── MATERIAL SUPPLIED
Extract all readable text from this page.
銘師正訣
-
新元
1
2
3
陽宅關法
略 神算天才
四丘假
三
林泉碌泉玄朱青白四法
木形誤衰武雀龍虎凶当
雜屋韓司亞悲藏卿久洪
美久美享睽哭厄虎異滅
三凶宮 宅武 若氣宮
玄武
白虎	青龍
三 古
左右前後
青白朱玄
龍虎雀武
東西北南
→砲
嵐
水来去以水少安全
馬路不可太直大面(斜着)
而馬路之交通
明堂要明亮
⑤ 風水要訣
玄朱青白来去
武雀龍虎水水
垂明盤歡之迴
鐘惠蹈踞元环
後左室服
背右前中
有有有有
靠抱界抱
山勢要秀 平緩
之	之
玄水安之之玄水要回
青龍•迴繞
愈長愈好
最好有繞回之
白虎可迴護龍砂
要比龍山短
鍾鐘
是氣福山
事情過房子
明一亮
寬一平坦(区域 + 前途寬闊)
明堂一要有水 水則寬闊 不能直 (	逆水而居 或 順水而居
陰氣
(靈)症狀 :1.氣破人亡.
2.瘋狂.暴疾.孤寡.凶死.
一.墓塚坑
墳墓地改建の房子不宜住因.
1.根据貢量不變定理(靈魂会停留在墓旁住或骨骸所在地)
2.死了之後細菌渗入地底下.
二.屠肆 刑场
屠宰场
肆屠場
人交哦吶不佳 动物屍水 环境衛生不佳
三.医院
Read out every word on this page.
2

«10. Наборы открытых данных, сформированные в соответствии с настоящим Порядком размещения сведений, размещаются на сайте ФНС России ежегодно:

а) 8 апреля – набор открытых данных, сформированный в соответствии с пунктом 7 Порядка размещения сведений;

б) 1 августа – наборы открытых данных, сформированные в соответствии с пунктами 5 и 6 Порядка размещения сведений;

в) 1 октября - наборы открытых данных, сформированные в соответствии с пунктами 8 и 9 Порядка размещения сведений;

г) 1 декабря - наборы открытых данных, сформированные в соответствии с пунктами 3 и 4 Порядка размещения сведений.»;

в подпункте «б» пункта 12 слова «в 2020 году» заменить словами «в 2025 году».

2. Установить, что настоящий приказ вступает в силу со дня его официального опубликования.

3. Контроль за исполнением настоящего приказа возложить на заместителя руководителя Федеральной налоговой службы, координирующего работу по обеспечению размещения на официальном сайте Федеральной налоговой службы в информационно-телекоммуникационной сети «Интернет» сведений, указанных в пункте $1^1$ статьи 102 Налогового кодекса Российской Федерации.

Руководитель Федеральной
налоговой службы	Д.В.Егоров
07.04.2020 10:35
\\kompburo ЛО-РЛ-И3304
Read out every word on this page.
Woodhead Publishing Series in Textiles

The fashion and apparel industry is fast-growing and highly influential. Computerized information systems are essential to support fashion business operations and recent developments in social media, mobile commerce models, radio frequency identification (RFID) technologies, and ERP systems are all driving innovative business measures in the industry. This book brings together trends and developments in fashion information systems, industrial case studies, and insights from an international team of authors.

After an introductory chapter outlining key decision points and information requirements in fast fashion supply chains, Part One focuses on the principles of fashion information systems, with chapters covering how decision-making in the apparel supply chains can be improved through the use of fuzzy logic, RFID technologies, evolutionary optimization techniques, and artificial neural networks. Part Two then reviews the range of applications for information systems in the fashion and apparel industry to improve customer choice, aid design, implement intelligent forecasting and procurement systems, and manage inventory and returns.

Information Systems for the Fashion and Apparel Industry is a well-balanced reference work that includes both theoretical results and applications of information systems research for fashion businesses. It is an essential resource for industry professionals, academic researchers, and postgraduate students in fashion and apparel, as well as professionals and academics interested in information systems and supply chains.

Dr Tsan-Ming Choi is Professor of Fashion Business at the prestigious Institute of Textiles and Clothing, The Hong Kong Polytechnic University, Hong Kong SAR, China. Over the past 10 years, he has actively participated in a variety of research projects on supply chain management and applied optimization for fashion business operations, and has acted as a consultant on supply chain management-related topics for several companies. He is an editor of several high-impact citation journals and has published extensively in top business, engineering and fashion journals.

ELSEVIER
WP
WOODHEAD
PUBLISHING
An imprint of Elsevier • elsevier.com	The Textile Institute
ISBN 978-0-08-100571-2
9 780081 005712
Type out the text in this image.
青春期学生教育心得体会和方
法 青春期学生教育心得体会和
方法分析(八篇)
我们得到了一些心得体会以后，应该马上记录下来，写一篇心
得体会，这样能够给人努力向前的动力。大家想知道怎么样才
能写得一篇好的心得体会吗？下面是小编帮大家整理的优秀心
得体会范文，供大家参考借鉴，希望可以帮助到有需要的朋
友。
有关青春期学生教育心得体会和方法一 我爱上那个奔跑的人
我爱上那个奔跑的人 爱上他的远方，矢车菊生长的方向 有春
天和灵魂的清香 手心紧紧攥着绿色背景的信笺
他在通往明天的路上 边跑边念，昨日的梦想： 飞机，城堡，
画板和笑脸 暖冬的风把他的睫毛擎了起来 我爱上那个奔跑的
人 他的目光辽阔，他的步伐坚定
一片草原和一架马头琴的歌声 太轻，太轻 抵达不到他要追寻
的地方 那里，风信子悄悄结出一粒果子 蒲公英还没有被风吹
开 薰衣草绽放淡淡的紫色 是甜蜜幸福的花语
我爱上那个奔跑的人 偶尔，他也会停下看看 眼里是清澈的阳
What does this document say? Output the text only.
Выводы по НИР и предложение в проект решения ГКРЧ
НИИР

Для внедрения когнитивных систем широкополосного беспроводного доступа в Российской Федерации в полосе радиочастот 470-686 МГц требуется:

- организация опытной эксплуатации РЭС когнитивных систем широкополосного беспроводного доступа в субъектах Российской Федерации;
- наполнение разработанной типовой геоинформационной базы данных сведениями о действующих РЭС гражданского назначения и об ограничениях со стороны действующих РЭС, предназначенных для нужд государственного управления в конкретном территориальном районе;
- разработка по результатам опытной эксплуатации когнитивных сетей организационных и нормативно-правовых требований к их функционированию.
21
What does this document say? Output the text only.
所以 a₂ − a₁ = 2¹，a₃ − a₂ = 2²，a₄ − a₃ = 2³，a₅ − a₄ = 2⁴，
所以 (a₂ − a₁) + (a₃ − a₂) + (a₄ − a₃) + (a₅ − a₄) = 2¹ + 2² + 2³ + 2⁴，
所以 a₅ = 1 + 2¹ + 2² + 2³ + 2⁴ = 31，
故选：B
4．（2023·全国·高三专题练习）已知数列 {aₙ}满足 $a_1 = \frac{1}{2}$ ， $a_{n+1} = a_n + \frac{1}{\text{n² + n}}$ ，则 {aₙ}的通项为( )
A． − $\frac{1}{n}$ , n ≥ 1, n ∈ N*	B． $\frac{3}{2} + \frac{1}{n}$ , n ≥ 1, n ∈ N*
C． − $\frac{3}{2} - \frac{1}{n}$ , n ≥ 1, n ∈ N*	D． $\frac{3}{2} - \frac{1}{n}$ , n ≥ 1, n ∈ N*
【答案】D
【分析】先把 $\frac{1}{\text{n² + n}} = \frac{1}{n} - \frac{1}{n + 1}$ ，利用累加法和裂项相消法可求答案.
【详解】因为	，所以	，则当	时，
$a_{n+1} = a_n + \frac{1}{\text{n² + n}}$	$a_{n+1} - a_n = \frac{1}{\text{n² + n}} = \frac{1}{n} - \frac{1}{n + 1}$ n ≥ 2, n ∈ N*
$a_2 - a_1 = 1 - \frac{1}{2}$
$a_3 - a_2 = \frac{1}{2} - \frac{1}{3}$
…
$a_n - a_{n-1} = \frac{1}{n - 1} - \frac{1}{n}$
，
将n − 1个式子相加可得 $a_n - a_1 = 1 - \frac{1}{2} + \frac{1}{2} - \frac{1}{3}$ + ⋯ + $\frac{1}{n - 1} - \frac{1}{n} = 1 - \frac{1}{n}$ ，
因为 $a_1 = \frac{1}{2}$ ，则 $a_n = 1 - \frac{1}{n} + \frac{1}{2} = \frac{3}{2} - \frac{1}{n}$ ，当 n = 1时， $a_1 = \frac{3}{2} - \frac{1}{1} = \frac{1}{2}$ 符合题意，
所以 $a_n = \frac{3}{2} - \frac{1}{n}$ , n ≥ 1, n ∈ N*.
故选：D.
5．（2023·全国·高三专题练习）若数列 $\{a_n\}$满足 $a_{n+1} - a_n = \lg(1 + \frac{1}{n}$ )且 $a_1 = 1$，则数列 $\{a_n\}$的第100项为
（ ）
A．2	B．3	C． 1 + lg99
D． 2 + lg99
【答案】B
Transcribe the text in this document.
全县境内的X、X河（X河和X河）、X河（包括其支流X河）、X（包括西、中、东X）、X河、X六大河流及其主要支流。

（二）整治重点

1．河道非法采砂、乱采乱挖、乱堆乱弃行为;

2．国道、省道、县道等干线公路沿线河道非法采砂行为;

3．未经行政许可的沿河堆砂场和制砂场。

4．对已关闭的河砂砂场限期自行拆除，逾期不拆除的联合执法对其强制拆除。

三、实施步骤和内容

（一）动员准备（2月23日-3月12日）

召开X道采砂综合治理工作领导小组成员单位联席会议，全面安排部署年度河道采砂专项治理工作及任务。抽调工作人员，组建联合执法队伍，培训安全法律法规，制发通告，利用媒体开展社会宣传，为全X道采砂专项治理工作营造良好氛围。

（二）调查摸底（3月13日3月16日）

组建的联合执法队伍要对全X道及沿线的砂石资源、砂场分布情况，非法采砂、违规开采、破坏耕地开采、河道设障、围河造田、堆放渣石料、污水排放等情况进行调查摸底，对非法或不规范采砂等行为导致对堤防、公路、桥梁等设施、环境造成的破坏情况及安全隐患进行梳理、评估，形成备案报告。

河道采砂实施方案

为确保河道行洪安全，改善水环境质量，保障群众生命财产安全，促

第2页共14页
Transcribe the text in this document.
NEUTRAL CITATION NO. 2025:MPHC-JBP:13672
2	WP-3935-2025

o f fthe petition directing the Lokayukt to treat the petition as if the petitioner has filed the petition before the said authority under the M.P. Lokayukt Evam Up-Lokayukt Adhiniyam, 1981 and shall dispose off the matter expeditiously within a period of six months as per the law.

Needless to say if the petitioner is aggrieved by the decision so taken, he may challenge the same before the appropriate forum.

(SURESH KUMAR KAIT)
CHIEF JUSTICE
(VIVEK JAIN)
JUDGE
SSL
────
Read the entries above, then pull out the lines that include "RFID".

* THE RESULT *
The fashion and apparel industry is fast-growing and highly influential. Computerized information systems are essential to support fashion business operations and recent developments in social media, mobile commerce models, radio frequency identification (RFID) technologies, and ERP systems are all driving innovative business measures in the industry. This book brings together trends and developments in fashion information systems, industrial case studies, and insights from an international team of authors.
After an introductory chapter outlining key decision points and information requirements in fast fashion supply chains, Part One focuses on the principles of fashion information systems, with chapters covering how decision-making in the apparel supply chains can be improved through the use of fuzzy logic, RFID technologies, evolutionary optimization techniques, and artificial neural networks. Part Two then reviews the range of applications for information systems in the fashion and apparel industry to improve customer choice, aid design, implement intelligent forecasting and procurement systems, and manage inventory and returns.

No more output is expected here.